**练习说明**
把列表从第一行到含有“dropdown-arrow-icon: [1014, 157, 1030, 167]”的那一行（首尾两行都算）改写成 JSON 字符串数组，一行对应一个字符串，空行不要。

数据集条目:
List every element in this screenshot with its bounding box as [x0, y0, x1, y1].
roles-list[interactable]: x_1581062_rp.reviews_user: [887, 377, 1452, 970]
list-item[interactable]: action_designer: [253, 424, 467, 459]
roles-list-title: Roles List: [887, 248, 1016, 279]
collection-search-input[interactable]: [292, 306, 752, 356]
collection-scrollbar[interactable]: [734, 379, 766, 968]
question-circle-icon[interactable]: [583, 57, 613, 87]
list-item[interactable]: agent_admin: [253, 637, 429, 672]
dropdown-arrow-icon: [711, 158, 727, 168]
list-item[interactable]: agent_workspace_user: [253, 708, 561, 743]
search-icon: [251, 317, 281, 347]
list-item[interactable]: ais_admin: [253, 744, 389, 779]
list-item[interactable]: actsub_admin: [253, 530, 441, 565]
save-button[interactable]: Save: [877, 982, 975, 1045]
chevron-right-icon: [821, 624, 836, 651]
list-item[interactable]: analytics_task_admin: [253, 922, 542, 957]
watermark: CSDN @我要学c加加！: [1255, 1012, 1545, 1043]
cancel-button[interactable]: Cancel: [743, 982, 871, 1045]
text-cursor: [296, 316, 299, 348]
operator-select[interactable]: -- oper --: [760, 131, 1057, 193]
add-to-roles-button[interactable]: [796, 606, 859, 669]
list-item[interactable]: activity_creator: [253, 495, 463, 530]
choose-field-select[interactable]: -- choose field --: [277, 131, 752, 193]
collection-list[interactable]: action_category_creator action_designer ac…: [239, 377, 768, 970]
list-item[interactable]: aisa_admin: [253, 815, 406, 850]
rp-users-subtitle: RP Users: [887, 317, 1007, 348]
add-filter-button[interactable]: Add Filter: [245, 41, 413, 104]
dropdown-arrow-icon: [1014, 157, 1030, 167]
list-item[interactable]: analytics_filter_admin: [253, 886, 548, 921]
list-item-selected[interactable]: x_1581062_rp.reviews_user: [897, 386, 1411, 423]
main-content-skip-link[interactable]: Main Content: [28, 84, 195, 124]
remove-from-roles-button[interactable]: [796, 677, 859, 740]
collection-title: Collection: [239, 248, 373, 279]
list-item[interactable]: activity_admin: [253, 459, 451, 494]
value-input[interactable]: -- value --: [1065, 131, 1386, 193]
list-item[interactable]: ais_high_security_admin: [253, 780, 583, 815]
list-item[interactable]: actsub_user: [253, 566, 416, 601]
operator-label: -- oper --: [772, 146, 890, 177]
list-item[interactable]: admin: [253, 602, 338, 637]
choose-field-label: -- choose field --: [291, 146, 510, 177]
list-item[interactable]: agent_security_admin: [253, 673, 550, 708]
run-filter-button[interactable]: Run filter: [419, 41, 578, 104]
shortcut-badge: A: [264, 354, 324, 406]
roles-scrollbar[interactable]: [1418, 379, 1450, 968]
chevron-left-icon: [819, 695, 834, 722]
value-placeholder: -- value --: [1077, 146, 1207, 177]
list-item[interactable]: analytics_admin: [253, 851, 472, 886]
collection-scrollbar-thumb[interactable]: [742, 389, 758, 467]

**完整输出**
[
  "List every element in this screenshot with its bounding box as [x0, y0, x1, y1].",
  "roles-list[interactable]: x_1581062_rp.reviews_user: [887, 377, 1452, 970]",
  "list-item[interactable]: action_designer: [253, 424, 467, 459]",
  "roles-list-title: Roles List: [887, 248, 1016, 279]",
  "collection-search-input[interactable]: [292, 306, 752, 356]",
  "collection-scrollbar[interactable]: [734, 379, 766, 968]",
  "question-circle-icon[interactable]: [583, 57, 613, 87]",
  "list-item[interactable]: agent_admin: [253, 637, 429, 672]",
  "dropdown-arrow-icon: [711, 158, 727, 168]",
  "list-item[interactable]: agent_workspace_user: [253, 708, 561, 743]",
  "search-icon: [251, 317, 281, 347]",
  "list-item[interactable]: ais_admin: [253, 744, 389, 779]",
  "list-item[interactable]: actsub_admin: [253, 530, 441, 565]",
  "save-button[interactable]: Save: [877, 982, 975, 1045]",
  "chevron-right-icon: [821, 624, 836, 651]",
  "list-item[interactable]: analytics_task_admin: [253, 922, 542, 957]",
  "watermark: CSDN @我要学c加加！: [1255, 1012, 1545, 1043]",
  "cancel-button[interactable]: Cancel: [743, 982, 871, 1045]",
  "text-cursor: [296, 316, 299, 348]",
  "operator-select[interactable]: -- oper --: [760, 131, 1057, 193]",
  "add-to-roles-button[interactable]: [796, 606, 859, 669]",
  "list-item[interactable]: activity_creator: [253, 495, 463, 530]",
  "choose-field-select[interactable]: -- choose field --: [277, 131, 752, 193]",
  "collection-list[interactable]: action_category_creator action_designer ac…: [239, 377, 768, 970]",
  "list-item[interactable]: aisa_admin: [253, 815, 406, 850]",
  "rp-users-subtitle: RP Users: [887, 317, 1007, 348]",
  "add-filter-button[interactable]: Add Filter: [245, 41, 413, 104]",
  "dropdown-arrow-icon: [1014, 157, 1030, 167]"
]